EXERCISE | Search the records for the word "مهلا" and report each line that has it.
— Begin —
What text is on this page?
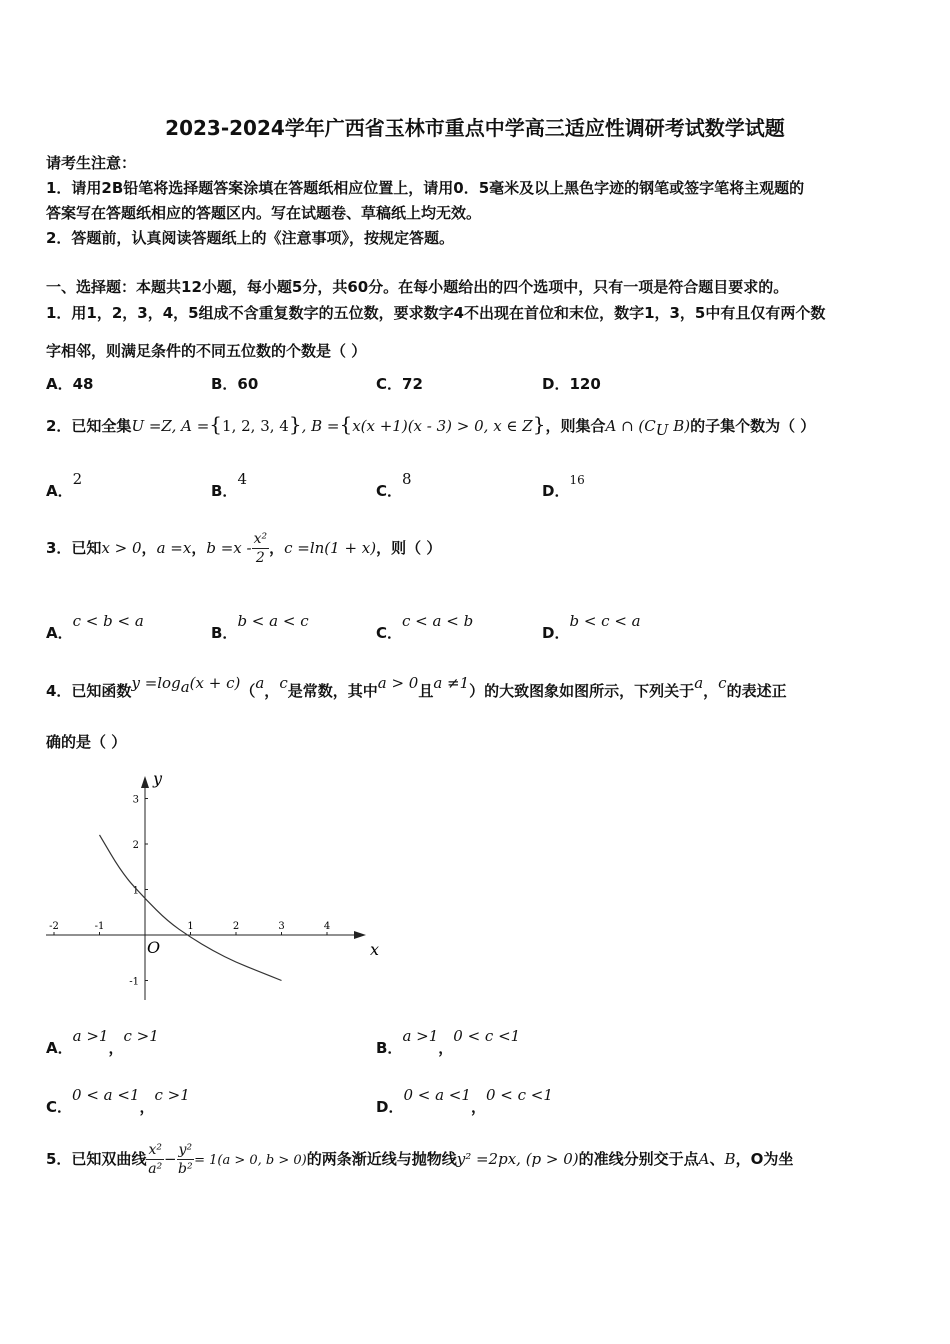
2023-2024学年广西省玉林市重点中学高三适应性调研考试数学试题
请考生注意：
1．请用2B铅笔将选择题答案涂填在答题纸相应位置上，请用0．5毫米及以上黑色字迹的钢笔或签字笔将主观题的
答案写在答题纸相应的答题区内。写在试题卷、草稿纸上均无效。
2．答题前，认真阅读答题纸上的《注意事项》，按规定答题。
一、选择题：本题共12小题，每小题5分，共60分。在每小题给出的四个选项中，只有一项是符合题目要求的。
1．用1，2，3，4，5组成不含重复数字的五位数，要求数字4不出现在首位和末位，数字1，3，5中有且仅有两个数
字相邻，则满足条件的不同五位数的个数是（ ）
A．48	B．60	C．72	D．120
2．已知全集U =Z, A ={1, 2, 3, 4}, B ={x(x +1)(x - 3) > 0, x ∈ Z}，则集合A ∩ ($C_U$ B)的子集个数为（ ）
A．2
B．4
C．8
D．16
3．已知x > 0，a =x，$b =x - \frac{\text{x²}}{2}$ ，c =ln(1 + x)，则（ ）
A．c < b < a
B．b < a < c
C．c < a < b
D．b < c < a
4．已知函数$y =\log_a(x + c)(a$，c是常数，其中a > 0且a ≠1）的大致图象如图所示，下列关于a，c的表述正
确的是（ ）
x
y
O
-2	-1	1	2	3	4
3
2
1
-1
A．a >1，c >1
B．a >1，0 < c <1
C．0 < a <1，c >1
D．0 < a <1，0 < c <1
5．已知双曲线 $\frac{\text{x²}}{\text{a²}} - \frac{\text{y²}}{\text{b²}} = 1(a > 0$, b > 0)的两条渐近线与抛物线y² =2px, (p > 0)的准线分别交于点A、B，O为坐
— End —
— Begin —
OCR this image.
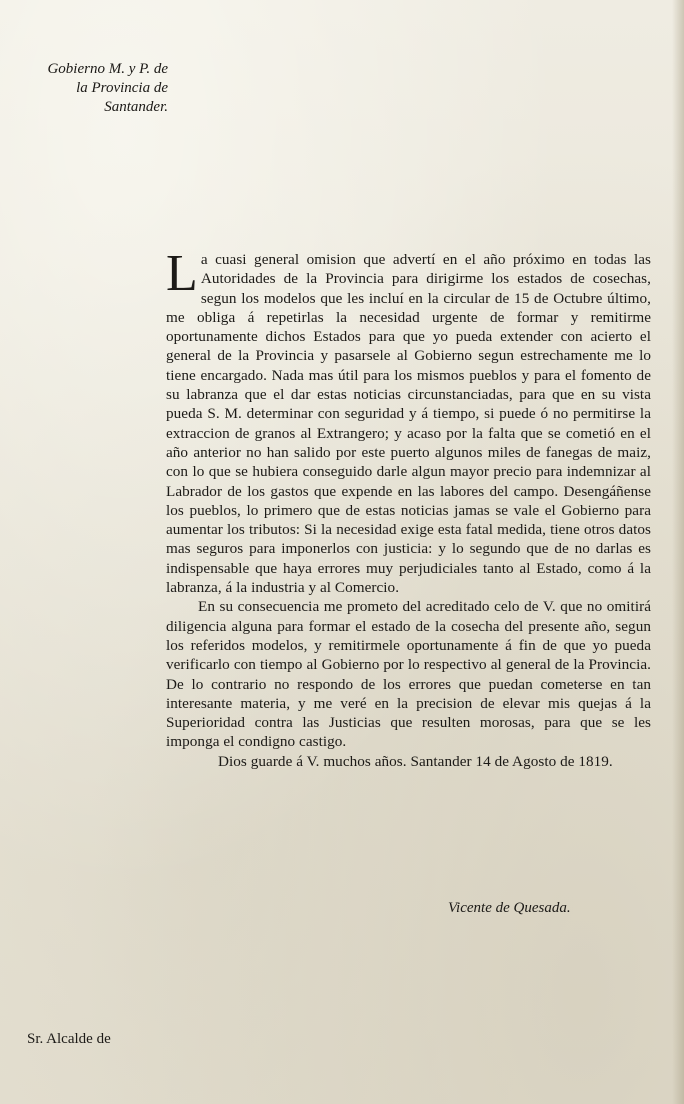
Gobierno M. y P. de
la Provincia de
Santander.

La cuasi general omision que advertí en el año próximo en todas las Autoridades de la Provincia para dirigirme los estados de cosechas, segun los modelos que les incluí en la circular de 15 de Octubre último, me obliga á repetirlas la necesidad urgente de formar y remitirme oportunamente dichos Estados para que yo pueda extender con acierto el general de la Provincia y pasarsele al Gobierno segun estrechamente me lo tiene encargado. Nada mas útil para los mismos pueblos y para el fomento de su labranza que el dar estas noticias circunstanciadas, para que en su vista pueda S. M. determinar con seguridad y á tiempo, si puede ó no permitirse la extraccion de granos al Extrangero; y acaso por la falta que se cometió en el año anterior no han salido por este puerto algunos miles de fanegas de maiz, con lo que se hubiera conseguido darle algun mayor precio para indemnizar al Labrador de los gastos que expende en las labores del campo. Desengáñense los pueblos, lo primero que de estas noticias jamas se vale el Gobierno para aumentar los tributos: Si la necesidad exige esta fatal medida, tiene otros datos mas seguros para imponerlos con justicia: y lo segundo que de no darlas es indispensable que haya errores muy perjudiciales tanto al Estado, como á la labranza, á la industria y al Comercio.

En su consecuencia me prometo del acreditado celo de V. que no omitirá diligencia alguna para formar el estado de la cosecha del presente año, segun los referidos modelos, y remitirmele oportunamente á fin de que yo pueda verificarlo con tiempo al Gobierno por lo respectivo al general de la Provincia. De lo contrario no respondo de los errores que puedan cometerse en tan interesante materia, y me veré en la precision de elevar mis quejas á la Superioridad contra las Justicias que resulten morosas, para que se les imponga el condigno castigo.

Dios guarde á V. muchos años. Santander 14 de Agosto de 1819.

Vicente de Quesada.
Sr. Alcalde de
— End —
— Begin —
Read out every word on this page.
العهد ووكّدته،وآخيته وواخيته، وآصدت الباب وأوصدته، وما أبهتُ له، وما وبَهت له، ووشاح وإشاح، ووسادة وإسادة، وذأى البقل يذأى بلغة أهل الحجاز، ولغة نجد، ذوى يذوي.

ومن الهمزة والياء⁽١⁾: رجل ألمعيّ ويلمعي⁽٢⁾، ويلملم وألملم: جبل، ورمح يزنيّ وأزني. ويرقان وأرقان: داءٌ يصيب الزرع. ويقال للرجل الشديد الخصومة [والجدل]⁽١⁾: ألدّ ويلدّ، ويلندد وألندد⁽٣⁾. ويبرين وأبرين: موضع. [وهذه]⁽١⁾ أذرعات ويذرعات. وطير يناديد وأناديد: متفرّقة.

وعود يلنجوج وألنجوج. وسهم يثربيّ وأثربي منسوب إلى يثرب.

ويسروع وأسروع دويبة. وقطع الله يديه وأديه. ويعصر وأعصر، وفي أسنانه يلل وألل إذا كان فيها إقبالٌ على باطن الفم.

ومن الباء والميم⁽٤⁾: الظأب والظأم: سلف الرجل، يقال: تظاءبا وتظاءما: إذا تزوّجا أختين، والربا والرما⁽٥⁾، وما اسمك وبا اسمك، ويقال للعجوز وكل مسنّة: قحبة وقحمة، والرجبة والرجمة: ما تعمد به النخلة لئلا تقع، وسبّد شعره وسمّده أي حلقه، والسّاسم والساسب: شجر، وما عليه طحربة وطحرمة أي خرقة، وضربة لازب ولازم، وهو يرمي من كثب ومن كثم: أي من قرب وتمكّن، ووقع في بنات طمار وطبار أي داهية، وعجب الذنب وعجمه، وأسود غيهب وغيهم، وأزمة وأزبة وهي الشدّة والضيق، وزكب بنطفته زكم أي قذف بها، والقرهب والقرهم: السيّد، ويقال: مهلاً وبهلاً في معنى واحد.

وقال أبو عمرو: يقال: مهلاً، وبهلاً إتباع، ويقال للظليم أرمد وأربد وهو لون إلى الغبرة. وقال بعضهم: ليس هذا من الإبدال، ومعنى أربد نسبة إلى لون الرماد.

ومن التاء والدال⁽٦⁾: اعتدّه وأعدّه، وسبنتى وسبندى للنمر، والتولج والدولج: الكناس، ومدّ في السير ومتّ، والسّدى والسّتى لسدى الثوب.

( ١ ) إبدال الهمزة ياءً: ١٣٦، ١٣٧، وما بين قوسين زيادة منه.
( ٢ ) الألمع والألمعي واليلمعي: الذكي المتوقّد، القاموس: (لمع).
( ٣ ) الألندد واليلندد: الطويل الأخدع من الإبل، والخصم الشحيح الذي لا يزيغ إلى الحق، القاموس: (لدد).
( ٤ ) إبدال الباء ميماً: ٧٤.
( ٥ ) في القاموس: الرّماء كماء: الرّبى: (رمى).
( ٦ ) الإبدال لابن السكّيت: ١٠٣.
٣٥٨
— End —
THE RESULT |
ومن الباء والميم⁽٤⁾: الظأب والظأم: سلف الرجل، يقال: تظاءبا وتظاءما: إذا تزوّجا أختين، والربا والرما⁽٥⁾، وما اسمك وبا اسمك، ويقال للعجوز وكل مسنّة: قحبة وقحمة، والرجبة والرجمة: ما تعمد به النخلة لئلا تقع، وسبّد شعره وسمّده أي حلقه، والسّاسم والساسب: شجر، وما عليه طحربة وطحرمة أي خرقة، وضربة لازب ولازم، وهو يرمي من كثب ومن كثم: أي من قرب وتمكّن، ووقع في بنات طمار وطبار أي داهية، وعجب الذنب وعجمه، وأسود غيهب وغيهم، وأزمة وأزبة وهي الشدّة والضيق، وزكب بنطفته زكم أي قذف بها، والقرهب والقرهم: السيّد، ويقال: مهلاً وبهلاً في معنى واحد.
وقال أبو عمرو: يقال: مهلاً، وبهلاً إتباع، ويقال للظليم أرمد وأربد وهو لون إلى الغبرة. وقال بعضهم: ليس هذا من الإبدال، ومعنى أربد نسبة إلى لون الرماد.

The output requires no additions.